■ Short task ■
Locate every line in the records below that contains the word "style", and copy each one.

■ The data ■
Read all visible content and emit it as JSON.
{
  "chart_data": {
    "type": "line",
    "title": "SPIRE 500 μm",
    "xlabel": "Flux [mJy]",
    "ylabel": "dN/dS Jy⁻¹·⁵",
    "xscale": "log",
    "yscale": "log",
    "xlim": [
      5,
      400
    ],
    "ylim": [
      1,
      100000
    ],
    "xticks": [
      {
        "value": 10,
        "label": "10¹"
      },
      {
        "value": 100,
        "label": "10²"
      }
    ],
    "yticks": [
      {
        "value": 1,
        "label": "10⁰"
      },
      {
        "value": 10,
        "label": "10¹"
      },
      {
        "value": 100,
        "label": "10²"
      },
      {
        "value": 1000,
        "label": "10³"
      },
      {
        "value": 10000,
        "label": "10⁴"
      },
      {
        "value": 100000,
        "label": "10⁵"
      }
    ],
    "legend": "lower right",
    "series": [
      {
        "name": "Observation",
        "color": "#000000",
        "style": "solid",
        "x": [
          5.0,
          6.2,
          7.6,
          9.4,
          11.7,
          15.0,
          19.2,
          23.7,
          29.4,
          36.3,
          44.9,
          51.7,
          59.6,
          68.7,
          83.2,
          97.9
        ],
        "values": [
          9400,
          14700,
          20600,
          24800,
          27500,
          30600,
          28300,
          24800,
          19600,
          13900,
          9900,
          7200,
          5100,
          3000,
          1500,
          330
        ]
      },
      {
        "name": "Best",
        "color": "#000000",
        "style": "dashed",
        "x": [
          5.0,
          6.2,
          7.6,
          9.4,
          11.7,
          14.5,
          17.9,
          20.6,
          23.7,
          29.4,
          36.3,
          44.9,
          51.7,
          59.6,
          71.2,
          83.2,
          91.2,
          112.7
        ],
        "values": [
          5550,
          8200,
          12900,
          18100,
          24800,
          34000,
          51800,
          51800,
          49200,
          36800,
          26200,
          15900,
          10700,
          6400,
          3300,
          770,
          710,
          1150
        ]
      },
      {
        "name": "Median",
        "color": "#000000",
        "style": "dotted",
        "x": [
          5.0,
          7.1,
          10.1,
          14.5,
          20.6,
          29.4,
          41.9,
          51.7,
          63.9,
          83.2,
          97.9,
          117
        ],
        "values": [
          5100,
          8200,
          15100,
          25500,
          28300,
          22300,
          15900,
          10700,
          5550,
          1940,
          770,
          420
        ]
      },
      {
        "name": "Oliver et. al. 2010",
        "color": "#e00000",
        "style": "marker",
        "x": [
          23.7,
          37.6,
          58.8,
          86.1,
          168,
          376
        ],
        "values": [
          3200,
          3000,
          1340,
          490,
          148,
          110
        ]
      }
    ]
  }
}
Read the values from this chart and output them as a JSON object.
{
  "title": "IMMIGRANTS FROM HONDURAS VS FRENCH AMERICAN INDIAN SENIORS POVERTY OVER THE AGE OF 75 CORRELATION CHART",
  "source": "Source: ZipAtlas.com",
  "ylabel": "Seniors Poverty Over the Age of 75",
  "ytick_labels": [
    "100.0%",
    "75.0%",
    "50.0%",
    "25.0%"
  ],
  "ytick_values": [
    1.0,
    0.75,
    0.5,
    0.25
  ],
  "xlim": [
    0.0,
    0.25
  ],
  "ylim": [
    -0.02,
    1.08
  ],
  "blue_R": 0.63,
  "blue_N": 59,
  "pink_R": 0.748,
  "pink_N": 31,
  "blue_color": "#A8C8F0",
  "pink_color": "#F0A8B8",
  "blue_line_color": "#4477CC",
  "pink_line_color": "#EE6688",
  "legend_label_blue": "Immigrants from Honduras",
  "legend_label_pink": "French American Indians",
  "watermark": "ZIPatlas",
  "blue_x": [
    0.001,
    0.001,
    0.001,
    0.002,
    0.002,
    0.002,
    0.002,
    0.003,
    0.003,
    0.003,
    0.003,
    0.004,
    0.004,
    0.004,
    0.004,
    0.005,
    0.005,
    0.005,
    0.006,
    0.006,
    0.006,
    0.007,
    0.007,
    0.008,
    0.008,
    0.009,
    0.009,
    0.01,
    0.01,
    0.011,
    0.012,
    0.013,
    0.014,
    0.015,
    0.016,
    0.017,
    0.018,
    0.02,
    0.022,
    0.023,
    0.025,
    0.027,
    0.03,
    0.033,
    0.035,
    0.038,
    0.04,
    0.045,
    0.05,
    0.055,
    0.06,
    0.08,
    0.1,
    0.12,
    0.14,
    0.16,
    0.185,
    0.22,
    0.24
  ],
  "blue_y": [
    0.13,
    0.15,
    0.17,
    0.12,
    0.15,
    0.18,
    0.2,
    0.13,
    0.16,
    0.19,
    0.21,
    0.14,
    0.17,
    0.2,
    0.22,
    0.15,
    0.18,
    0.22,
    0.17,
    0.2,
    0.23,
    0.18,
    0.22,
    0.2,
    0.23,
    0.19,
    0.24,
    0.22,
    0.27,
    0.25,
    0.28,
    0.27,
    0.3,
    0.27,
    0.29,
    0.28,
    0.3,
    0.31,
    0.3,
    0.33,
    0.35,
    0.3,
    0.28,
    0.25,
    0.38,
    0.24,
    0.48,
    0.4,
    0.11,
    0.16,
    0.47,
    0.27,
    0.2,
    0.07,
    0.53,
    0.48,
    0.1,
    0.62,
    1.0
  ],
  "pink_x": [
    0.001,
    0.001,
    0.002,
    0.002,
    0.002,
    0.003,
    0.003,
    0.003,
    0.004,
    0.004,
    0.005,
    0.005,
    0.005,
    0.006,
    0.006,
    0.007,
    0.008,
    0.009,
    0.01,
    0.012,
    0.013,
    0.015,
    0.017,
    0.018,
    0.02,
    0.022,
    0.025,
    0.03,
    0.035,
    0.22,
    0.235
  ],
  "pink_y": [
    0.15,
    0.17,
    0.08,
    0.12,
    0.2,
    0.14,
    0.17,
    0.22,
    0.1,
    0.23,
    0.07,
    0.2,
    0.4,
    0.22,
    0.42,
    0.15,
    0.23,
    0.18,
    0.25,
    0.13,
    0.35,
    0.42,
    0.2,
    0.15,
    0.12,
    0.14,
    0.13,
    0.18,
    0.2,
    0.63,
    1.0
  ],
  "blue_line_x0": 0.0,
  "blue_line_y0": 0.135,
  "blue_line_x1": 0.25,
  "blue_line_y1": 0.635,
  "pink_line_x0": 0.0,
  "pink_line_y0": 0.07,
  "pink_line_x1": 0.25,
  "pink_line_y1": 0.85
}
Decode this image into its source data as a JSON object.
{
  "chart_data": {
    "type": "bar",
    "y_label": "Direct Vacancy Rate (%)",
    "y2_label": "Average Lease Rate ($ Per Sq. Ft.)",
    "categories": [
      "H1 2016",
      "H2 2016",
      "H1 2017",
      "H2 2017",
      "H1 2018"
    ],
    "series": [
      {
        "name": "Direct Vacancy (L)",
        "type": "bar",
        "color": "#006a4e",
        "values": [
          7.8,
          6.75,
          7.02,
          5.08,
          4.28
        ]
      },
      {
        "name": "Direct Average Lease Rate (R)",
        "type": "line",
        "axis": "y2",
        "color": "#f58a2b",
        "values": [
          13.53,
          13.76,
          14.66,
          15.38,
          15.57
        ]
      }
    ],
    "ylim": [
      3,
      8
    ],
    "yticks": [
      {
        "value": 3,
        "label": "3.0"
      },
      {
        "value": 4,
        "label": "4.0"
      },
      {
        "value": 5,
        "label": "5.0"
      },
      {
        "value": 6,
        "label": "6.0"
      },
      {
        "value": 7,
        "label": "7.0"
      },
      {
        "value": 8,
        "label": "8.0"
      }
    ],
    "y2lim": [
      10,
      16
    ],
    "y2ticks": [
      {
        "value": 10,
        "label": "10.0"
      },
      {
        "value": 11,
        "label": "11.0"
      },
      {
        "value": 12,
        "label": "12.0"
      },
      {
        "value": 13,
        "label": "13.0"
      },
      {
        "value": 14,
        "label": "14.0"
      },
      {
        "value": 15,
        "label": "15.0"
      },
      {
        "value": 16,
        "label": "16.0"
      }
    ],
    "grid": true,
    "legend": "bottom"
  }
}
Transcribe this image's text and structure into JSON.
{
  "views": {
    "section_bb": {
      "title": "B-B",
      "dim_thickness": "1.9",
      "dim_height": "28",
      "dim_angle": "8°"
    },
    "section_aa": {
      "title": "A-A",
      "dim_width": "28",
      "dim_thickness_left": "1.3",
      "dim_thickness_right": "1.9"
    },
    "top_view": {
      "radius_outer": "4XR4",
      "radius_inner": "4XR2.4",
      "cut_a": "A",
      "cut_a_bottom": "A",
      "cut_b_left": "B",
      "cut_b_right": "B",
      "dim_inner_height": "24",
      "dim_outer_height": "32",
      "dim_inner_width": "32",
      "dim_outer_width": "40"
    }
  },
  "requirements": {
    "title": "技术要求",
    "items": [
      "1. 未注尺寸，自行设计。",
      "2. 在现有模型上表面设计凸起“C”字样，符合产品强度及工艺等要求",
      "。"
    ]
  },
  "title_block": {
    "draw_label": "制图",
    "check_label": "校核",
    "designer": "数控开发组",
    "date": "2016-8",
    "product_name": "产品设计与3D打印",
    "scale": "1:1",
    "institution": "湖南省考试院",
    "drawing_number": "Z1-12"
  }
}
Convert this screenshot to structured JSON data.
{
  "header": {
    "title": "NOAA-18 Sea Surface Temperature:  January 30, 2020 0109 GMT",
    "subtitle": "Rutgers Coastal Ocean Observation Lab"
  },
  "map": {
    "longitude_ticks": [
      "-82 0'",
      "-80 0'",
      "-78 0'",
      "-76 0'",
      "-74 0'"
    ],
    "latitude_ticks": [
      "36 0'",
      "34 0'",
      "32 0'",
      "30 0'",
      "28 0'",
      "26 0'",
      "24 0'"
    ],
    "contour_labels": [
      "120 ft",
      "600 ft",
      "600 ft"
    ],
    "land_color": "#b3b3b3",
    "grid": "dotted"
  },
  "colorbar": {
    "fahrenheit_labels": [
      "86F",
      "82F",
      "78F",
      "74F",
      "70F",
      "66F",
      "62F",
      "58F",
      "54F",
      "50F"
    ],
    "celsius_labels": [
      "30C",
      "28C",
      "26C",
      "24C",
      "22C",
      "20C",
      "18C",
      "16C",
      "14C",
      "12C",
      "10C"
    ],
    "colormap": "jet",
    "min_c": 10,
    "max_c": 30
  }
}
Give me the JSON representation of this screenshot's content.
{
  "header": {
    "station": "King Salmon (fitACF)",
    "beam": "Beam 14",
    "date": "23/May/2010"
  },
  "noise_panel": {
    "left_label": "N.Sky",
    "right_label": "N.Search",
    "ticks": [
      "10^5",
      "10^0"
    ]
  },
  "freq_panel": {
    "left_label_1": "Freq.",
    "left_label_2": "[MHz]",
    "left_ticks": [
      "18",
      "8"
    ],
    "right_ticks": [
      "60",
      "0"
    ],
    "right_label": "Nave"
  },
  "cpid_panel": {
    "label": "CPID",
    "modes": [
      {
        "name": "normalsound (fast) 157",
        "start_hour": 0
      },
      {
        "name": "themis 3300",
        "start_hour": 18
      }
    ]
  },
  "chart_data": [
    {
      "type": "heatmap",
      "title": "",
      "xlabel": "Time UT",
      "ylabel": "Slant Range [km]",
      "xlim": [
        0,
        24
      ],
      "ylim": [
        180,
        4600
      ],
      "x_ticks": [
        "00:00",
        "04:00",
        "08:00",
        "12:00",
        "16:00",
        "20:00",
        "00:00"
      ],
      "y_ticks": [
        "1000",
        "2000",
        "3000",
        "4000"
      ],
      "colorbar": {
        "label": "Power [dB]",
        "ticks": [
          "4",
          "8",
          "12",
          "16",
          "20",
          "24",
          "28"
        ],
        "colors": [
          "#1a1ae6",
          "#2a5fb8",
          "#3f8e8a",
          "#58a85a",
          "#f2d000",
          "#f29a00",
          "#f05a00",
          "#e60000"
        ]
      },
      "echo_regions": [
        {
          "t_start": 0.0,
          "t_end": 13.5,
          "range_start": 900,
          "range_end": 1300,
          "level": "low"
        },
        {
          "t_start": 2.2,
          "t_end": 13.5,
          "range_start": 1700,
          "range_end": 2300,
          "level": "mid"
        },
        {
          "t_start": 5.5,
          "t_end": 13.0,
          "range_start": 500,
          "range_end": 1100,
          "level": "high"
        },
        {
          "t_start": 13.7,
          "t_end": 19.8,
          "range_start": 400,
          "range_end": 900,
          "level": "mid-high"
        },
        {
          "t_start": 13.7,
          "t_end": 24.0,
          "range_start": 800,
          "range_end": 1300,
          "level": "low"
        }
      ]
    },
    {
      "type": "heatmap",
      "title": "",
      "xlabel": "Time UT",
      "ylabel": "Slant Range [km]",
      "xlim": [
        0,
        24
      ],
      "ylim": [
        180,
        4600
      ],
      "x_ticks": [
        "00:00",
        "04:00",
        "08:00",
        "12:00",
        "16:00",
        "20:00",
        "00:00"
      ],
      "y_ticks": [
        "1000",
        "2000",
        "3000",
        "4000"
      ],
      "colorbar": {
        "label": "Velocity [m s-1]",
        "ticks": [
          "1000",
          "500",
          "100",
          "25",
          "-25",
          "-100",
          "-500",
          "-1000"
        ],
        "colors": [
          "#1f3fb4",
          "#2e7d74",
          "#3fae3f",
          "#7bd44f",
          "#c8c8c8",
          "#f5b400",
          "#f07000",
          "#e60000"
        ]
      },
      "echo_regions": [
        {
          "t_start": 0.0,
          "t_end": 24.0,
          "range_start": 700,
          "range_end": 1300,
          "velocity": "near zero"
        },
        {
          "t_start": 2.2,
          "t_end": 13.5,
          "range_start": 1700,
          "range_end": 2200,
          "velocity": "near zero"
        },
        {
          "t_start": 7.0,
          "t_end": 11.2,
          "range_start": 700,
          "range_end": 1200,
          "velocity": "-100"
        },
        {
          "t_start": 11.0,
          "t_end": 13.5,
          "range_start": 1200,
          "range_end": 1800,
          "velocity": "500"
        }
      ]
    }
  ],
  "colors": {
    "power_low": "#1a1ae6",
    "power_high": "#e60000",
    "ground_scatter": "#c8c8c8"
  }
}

■ Result ■
        "style": "solid",
        "style": "dashed",
        "style": "dotted",
        "style": "marker",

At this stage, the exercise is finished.